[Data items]
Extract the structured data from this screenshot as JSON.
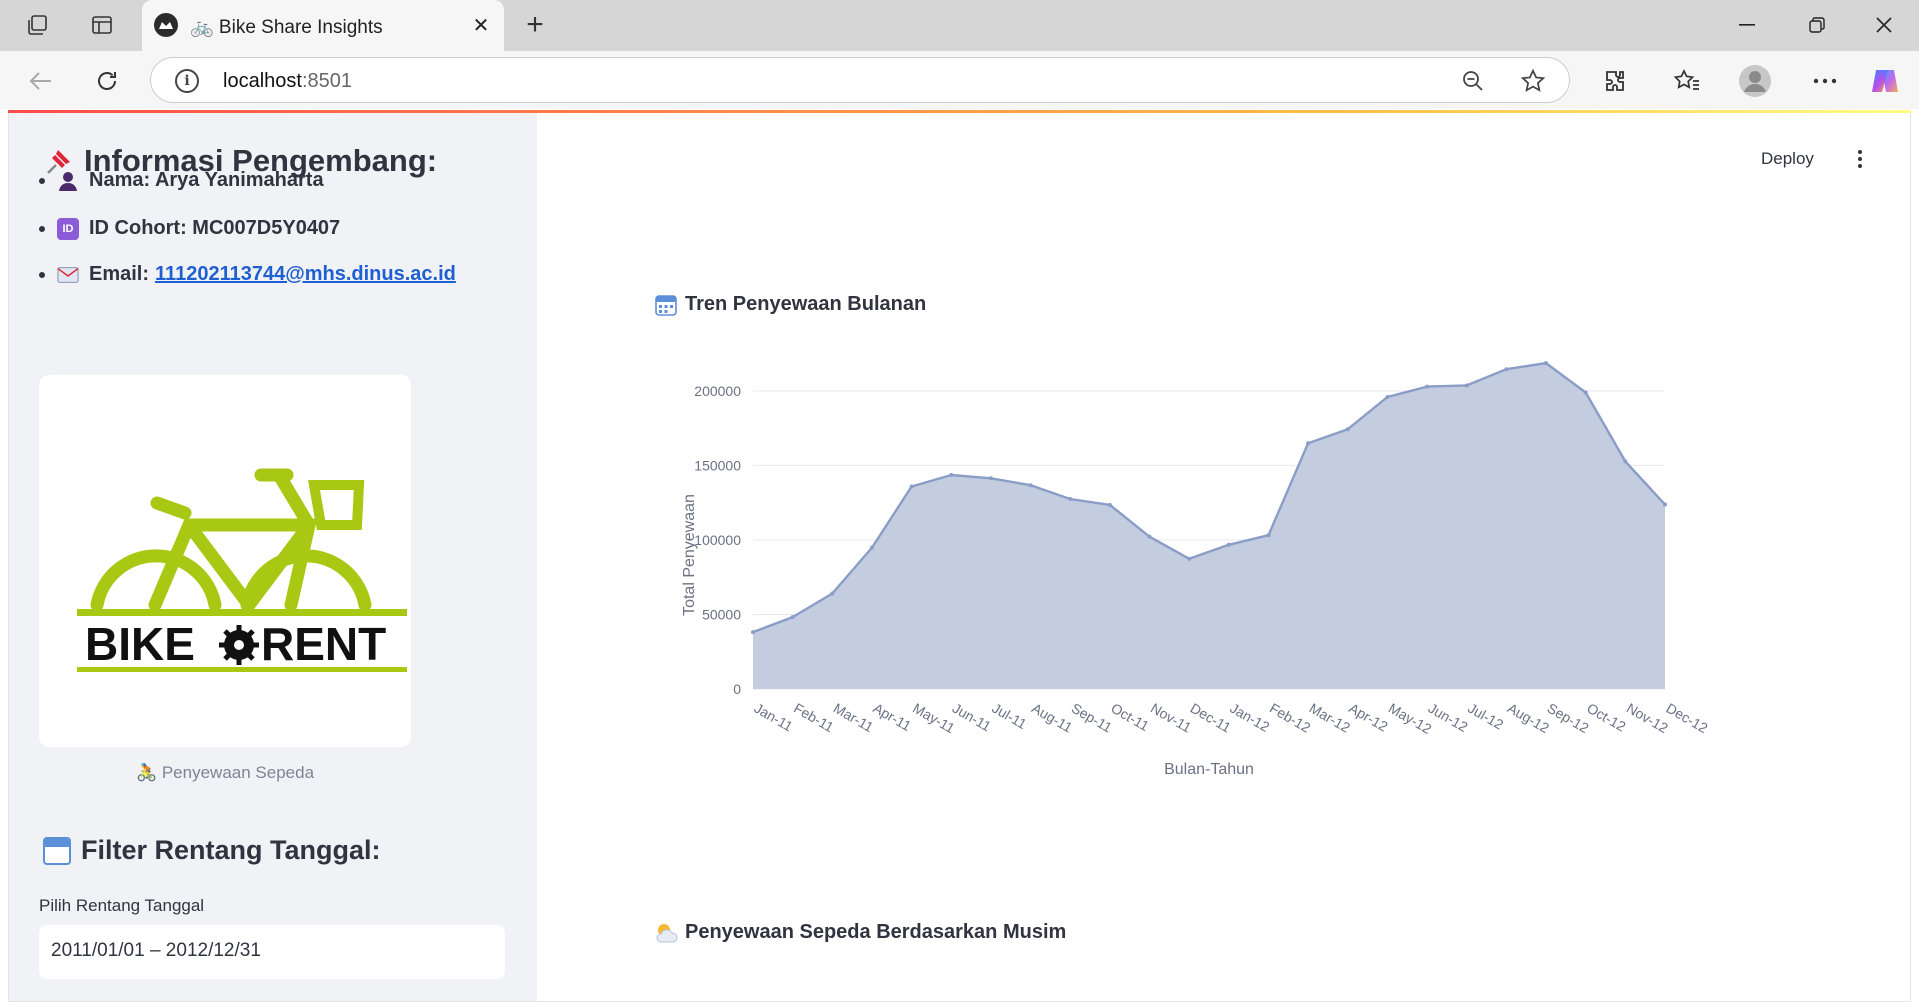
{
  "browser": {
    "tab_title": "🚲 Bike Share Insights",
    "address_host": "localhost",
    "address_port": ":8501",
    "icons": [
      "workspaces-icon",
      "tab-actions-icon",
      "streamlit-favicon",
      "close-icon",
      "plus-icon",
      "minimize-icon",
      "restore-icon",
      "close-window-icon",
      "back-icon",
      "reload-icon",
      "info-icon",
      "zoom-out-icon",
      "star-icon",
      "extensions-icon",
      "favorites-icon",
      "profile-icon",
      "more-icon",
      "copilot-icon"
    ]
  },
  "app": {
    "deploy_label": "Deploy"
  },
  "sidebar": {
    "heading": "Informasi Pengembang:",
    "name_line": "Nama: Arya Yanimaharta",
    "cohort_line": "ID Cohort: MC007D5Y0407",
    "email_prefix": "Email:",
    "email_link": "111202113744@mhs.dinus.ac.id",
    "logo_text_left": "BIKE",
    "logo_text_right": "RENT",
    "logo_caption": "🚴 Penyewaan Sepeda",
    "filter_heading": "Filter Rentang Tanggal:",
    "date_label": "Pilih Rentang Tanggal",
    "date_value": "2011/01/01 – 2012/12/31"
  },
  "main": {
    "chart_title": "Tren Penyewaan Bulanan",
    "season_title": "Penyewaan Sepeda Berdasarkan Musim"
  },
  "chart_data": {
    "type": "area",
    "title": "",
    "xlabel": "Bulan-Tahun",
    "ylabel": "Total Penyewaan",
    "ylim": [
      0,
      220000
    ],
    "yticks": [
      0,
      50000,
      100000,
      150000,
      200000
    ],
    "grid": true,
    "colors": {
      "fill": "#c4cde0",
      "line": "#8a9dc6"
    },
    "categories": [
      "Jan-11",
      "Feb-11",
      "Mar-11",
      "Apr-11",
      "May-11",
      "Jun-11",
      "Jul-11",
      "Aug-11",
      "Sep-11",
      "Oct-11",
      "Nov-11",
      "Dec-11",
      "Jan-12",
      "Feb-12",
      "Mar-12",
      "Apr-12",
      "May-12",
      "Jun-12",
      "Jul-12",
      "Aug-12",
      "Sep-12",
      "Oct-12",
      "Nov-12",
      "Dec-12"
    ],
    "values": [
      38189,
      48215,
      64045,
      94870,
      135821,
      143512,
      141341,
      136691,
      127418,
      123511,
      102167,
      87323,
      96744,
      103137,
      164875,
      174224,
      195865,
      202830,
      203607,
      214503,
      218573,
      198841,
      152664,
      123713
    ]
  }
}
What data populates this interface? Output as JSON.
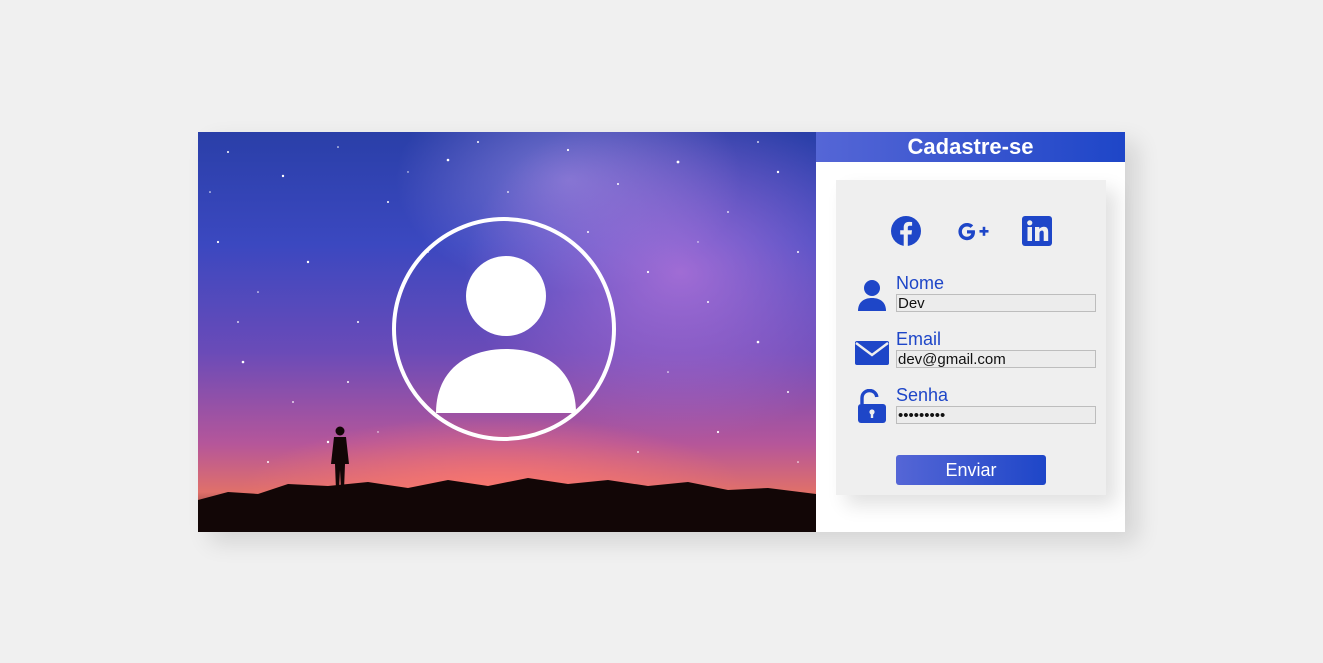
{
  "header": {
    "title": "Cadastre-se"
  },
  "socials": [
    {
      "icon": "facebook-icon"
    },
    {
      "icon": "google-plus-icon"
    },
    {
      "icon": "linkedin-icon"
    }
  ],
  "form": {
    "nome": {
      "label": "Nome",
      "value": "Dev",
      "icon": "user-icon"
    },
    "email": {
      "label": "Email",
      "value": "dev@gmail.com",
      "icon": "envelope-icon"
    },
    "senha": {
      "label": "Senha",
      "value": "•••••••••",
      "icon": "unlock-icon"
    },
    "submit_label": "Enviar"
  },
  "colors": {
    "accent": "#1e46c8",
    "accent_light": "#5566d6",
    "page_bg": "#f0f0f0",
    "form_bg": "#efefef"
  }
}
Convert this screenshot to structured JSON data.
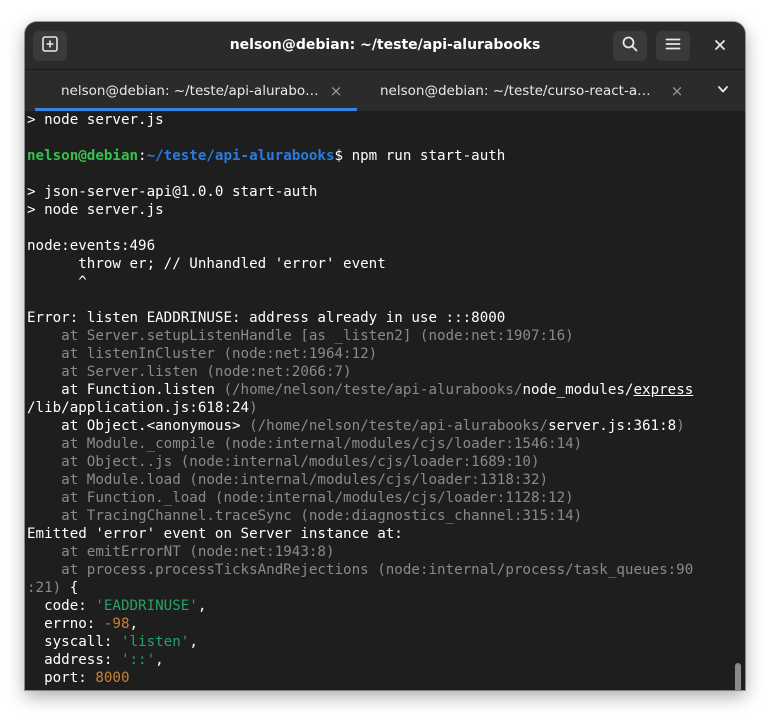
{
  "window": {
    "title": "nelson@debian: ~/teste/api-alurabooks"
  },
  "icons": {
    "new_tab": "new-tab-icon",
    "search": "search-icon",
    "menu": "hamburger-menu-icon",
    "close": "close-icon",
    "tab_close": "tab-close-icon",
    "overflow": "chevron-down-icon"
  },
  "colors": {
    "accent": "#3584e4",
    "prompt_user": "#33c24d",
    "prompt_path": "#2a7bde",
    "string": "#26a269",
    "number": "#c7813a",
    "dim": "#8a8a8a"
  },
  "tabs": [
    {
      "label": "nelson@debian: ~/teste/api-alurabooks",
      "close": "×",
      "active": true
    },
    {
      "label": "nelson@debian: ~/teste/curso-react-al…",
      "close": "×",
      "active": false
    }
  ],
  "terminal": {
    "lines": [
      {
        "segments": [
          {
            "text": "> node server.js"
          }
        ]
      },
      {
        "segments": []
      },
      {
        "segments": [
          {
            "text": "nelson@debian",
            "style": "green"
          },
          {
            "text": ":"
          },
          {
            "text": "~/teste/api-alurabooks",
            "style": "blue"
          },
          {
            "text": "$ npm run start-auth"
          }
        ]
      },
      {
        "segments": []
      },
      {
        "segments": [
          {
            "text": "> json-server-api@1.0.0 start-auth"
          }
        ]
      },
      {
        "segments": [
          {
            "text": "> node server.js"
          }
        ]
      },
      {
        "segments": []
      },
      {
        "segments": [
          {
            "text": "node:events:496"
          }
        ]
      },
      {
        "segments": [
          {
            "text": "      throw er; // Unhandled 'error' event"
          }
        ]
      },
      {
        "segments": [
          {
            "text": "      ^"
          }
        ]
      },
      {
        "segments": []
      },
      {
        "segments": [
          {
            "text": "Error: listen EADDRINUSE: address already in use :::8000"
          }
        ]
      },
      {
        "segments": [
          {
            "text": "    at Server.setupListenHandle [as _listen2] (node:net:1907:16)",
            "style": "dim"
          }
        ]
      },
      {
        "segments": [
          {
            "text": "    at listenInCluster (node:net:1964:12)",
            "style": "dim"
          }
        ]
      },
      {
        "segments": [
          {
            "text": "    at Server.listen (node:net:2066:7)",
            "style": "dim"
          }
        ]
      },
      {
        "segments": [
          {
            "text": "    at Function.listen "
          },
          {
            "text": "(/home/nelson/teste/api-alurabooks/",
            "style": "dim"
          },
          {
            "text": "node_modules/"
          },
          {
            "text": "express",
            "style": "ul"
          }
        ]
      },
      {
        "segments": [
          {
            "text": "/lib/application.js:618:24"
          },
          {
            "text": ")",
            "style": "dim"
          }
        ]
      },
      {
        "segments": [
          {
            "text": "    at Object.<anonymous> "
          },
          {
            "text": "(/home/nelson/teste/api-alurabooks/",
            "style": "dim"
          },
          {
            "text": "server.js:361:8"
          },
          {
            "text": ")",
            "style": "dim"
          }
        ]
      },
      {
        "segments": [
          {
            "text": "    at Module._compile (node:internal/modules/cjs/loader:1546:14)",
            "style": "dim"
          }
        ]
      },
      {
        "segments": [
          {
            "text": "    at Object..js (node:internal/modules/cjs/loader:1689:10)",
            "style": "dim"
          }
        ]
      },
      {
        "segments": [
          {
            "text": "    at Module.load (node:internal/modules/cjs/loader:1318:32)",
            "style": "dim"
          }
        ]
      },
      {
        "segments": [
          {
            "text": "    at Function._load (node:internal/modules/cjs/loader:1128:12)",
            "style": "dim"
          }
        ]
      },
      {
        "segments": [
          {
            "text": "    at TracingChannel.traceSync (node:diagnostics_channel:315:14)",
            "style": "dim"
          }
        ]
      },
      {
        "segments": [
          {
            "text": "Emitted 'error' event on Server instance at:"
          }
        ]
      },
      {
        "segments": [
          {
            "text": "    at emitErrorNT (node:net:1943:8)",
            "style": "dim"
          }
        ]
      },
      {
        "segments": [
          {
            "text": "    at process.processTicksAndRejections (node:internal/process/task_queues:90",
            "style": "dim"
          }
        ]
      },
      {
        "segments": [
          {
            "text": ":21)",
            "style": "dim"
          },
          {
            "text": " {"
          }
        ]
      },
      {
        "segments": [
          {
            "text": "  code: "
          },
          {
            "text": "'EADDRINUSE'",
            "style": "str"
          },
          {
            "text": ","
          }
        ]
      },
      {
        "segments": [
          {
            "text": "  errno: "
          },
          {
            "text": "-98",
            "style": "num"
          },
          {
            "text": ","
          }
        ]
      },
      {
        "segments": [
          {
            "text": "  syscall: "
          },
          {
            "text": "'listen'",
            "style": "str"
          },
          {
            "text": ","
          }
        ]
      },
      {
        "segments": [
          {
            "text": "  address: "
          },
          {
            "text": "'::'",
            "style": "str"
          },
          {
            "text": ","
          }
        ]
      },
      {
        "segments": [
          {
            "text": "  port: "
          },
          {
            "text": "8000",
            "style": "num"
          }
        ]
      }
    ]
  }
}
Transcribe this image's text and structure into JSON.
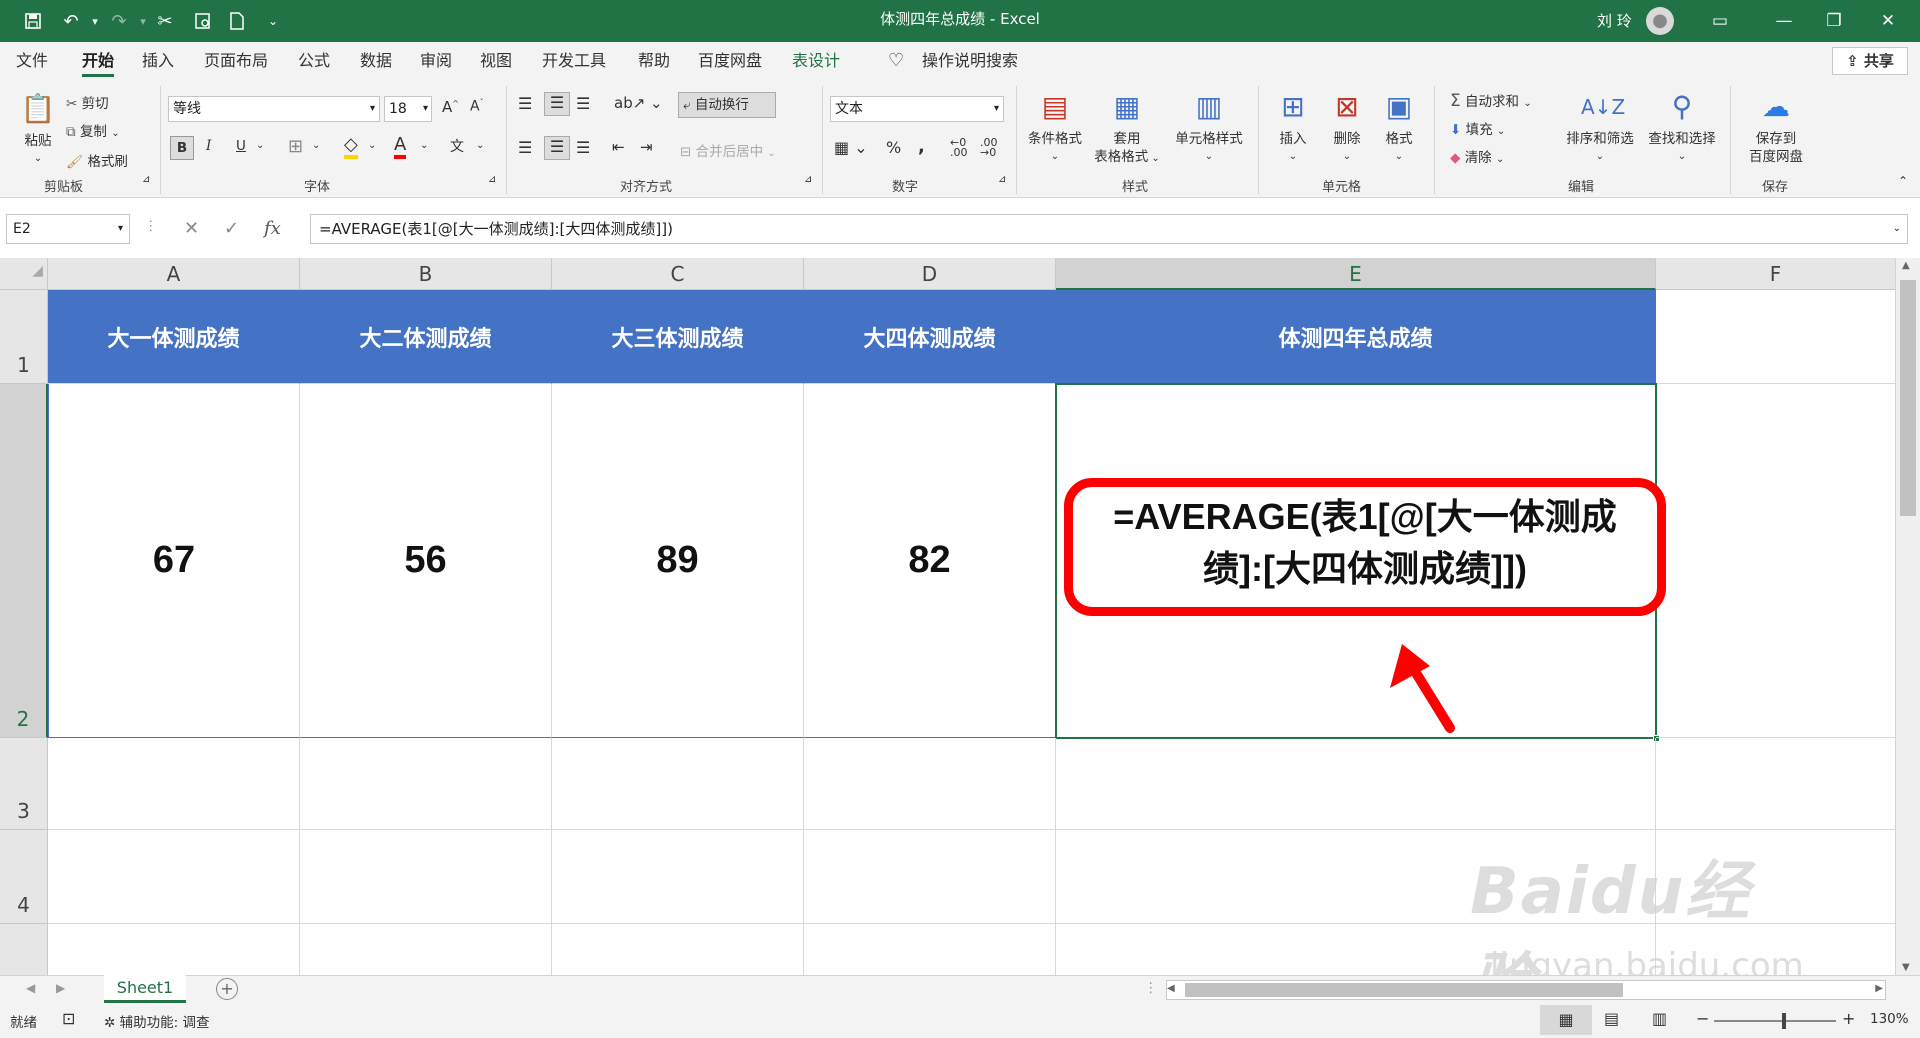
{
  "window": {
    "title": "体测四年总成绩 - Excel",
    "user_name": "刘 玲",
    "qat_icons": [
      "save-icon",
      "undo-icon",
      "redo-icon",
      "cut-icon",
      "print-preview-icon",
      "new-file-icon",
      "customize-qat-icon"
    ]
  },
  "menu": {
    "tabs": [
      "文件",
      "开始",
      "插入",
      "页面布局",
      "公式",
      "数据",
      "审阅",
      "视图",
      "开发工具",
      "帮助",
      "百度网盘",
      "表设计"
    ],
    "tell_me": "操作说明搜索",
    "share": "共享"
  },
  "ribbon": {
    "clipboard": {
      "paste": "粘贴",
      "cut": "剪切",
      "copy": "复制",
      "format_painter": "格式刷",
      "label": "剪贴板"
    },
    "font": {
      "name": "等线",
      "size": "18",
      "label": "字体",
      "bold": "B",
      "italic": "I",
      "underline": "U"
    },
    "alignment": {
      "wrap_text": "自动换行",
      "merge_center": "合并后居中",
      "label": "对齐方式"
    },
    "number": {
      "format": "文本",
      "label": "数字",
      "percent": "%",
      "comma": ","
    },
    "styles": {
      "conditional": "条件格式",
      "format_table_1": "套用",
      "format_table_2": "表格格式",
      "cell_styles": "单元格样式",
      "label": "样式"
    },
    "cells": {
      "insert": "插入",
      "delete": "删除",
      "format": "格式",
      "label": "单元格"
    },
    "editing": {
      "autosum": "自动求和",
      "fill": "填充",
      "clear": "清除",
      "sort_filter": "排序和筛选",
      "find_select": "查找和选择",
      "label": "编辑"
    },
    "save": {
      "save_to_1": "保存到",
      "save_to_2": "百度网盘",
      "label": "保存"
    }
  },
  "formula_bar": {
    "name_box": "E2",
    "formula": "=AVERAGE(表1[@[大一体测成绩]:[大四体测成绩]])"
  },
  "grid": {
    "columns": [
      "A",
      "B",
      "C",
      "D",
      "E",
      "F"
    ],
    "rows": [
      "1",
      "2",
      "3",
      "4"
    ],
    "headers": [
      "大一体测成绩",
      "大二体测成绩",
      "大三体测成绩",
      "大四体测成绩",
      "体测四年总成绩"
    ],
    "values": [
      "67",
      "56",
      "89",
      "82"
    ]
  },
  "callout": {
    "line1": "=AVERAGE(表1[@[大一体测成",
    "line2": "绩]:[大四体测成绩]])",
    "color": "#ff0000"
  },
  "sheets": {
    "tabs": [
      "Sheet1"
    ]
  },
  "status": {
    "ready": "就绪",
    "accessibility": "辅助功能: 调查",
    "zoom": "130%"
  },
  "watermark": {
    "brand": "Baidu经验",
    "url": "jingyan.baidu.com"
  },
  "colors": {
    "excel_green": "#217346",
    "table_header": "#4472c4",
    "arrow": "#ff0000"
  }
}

=== THE TASK ===
Extract each line from the entries above that contains the string "loader".

=== ANSWER TO THE PROBLEM ===
            "text": "    at Module._compile (node:internal/modules/cjs/loader:1546:14)",
            "text": "    at Object..js (node:internal/modules/cjs/loader:1689:10)",
            "text": "    at Module.load (node:internal/modules/cjs/loader:1318:32)",
            "text": "    at Function._load (node:internal/modules/cjs/loader:1128:12)",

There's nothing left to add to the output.